[Start of MATERIAL FOR THIS TASK]
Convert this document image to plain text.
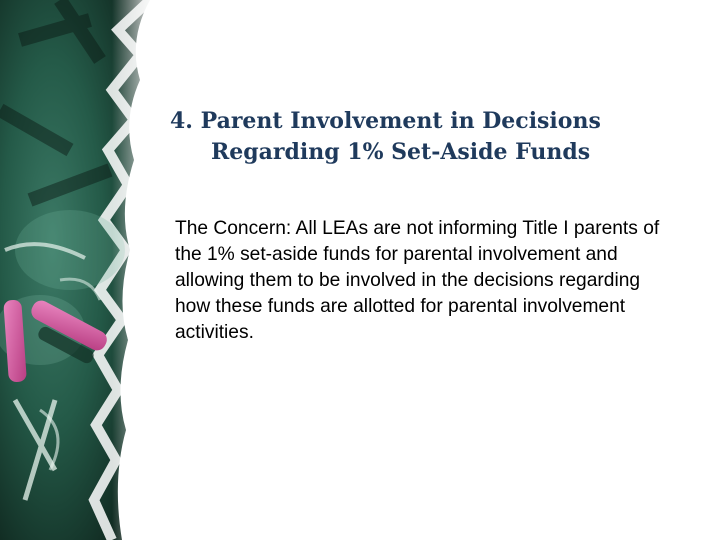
4. Parent Involvement in Decisions
Regarding 1% Set-Aside Funds

The Concern: All LEAs are not informing Title I parents of the 1% set-aside funds for parental involvement and allowing them to be involved in the decisions regarding how these funds are allotted for parental involvement activities.
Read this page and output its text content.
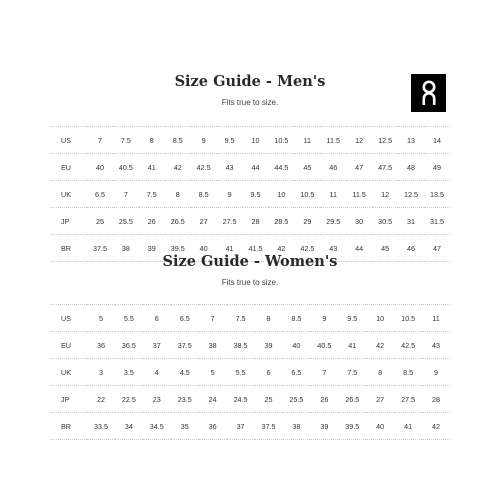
Size Guide - Men's

Fits true to size.

US	7	7.5	8	8.5	9	9.5	10	10.5	11	11.5	12	12.5	13	14
EU	40	40.5	41	42	42.5	43	44	44.5	45	46	47	47.5	48	49
UK	6.5	7	7.5	8	8.5	9	9.5	10	10.5	11	11.5	12	12.5	13.5
JP	25	25.5	26	26.5	27	27.5	28	28.5	29	29.5	30	30.5	31	31.5
BR	37.5	38	39	39.5	40	41	41.5	42	42.5	43	44	45	46	47
Size Guide - Women's

Fits true to size.

US	5	5.5	6	6.5	7	7.5	8	8.5	9	9.5	10	10.5	11
EU	36	36.5	37	37.5	38	38.5	39	40	40.5	41	42	42.5	43
UK	3	3.5	4	4.5	5	5.5	6	6.5	7	7.5	8	8.5	9
JP	22	22.5	23	23.5	24	24.5	25	25.5	26	26.5	27	27.5	28
BR	33.5	34	34.5	35	36	37	37.5	38	39	39.5	40	41	42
[End of MATERIAL FOR THIS TASK]
Transcribe all the records above word for word, without their images.

• _FINISHED EXERCISE_
Convert this document image to plain text.
4. Parent Involvement in Decisions
Regarding 1% Set-Aside Funds

The Concern: All LEAs are not informing Title I parents of the 1% set-aside funds for parental involvement and allowing them to be involved in the decisions regarding how these funds are allotted for parental involvement activities.
Read this page and output its text content.
Size Guide - Men's

Fits true to size.

US	7	7.5	8	8.5	9	9.5	10	10.5	11	11.5	12	12.5	13	14
EU	40	40.5	41	42	42.5	43	44	44.5	45	46	47	47.5	48	49
UK	6.5	7	7.5	8	8.5	9	9.5	10	10.5	11	11.5	12	12.5	13.5
JP	25	25.5	26	26.5	27	27.5	28	28.5	29	29.5	30	30.5	31	31.5
BR	37.5	38	39	39.5	40	41	41.5	42	42.5	43	44	45	46	47
Size Guide - Women's

Fits true to size.

US	5	5.5	6	6.5	7	7.5	8	8.5	9	9.5	10	10.5	11
EU	36	36.5	37	37.5	38	38.5	39	40	40.5	41	42	42.5	43
UK	3	3.5	4	4.5	5	5.5	6	6.5	7	7.5	8	8.5	9
JP	22	22.5	23	23.5	24	24.5	25	25.5	26	26.5	27	27.5	28
BR	33.5	34	34.5	35	36	37	37.5	38	39	39.5	40	41	42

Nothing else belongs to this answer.